DATA FOR THIS TASK:

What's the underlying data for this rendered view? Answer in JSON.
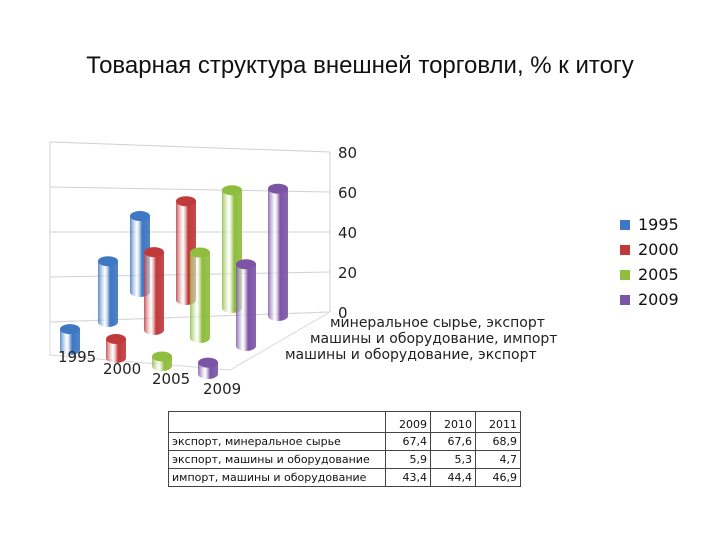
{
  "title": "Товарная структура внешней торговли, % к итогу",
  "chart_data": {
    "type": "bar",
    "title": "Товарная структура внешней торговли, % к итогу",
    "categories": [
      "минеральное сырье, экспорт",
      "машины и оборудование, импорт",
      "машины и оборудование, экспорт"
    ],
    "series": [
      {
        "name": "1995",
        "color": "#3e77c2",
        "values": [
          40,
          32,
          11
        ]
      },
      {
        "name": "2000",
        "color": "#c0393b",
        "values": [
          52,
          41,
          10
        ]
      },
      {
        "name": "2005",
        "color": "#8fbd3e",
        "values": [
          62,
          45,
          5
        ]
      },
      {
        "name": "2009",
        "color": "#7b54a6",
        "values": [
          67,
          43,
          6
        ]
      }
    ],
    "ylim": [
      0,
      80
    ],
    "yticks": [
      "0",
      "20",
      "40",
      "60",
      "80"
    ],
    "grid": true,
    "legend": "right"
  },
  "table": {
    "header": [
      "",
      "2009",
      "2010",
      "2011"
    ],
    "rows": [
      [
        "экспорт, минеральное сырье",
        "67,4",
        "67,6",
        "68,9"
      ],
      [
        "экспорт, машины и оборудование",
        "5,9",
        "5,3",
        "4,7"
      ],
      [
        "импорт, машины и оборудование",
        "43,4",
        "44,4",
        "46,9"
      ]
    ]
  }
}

EXERCISE AIM:
Go over the entries above and say how many lines hold the string "импорт", with no other text.

RESULT FOR THIS EXERCISE:
2